▶ [Instructions to follow]: Select every line holding the word "title" and copy it.
##### Raw data
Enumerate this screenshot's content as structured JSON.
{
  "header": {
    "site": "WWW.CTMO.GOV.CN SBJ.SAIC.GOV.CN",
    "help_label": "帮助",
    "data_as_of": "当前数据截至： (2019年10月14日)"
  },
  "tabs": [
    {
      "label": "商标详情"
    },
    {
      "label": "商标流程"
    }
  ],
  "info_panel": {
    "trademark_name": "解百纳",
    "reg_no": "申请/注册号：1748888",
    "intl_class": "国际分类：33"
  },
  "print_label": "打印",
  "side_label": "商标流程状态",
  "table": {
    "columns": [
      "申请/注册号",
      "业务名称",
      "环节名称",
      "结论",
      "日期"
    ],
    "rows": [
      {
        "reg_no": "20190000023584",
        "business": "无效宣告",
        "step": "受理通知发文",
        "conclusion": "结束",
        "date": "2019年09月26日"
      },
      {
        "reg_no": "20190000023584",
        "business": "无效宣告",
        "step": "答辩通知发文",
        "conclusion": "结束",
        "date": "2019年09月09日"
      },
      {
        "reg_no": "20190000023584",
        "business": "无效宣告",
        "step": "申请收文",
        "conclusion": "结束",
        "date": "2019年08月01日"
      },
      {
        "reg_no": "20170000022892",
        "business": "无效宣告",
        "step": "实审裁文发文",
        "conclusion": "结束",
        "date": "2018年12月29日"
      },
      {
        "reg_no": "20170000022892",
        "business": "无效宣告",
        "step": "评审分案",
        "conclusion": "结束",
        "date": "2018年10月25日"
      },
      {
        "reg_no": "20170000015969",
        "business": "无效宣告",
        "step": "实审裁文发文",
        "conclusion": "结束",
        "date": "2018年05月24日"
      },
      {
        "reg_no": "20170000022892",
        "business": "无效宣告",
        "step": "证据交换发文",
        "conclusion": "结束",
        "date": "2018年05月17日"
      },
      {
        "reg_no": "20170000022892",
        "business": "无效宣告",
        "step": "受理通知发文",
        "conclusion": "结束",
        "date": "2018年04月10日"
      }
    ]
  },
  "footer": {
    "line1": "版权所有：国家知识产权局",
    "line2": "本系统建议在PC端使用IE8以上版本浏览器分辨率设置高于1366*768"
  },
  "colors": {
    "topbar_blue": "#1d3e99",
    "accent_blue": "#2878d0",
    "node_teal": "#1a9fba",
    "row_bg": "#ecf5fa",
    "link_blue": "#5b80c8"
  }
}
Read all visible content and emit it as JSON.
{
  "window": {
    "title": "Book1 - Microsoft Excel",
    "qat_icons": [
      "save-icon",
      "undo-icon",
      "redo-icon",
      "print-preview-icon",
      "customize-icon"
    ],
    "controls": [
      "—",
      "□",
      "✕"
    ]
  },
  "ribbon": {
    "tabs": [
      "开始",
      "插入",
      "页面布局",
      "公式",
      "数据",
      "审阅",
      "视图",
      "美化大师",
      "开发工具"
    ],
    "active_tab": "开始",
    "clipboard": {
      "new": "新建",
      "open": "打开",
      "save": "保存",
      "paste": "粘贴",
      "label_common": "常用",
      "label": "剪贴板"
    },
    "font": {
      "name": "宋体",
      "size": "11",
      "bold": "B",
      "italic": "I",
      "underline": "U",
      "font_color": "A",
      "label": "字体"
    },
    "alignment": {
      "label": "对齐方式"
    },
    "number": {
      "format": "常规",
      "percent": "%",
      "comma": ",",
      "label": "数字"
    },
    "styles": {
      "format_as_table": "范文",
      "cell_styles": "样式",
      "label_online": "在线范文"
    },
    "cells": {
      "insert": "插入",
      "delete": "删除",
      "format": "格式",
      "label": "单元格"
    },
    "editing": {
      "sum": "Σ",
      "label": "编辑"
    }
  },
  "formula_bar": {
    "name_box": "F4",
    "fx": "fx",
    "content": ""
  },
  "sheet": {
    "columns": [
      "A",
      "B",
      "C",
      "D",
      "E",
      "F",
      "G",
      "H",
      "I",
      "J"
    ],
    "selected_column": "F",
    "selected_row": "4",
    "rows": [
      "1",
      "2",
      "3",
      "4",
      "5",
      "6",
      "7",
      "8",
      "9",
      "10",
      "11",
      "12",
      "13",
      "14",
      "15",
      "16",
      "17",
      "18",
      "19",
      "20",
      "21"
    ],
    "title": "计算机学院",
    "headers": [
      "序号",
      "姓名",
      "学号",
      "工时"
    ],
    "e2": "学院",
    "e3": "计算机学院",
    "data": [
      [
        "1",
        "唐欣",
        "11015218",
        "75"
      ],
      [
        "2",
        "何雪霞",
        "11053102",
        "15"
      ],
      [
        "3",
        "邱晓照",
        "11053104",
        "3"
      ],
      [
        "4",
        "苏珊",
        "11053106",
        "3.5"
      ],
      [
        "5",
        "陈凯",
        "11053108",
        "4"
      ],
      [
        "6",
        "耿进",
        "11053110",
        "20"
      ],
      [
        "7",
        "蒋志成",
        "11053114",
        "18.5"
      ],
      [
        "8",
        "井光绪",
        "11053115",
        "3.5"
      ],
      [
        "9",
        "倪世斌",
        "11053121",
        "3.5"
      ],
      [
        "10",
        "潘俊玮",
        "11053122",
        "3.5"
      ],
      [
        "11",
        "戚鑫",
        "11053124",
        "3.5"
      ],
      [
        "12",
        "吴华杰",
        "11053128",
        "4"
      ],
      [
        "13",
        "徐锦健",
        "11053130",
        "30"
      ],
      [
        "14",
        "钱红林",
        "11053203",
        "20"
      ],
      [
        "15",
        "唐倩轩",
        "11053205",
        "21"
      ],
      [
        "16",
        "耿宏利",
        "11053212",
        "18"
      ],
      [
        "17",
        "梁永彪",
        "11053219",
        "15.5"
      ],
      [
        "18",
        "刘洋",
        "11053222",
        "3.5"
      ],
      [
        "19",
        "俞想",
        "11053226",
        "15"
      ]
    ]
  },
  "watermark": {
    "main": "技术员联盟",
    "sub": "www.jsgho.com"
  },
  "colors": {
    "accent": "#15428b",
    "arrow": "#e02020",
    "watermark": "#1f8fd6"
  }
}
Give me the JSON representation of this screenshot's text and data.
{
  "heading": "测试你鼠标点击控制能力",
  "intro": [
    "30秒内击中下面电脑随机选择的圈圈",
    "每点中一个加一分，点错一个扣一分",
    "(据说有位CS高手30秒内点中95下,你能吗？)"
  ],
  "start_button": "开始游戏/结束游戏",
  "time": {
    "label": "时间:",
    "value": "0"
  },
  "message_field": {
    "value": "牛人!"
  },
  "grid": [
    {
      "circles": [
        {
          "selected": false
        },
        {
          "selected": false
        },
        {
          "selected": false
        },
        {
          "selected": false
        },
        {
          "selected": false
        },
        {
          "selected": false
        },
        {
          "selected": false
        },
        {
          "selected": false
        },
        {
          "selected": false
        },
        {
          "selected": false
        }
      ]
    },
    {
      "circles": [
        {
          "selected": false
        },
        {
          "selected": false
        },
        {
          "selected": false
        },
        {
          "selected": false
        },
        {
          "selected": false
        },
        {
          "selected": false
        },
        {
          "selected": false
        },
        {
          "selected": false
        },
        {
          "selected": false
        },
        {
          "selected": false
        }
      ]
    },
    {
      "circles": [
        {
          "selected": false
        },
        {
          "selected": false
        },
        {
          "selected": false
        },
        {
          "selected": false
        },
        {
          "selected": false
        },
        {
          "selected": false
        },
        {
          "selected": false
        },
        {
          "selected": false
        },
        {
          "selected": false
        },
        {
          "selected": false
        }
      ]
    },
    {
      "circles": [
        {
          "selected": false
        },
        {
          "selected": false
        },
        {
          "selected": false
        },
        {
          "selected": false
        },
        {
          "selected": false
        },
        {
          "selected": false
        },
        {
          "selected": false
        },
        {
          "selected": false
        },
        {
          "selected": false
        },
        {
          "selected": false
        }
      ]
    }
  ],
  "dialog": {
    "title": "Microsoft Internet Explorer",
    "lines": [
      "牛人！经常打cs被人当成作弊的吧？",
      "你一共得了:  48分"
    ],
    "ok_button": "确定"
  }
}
##########
▶ [The solution]:
    "title": "Book1 - Microsoft Excel",
    "title": "计算机学院",
    "title": "Microsoft Internet Explorer",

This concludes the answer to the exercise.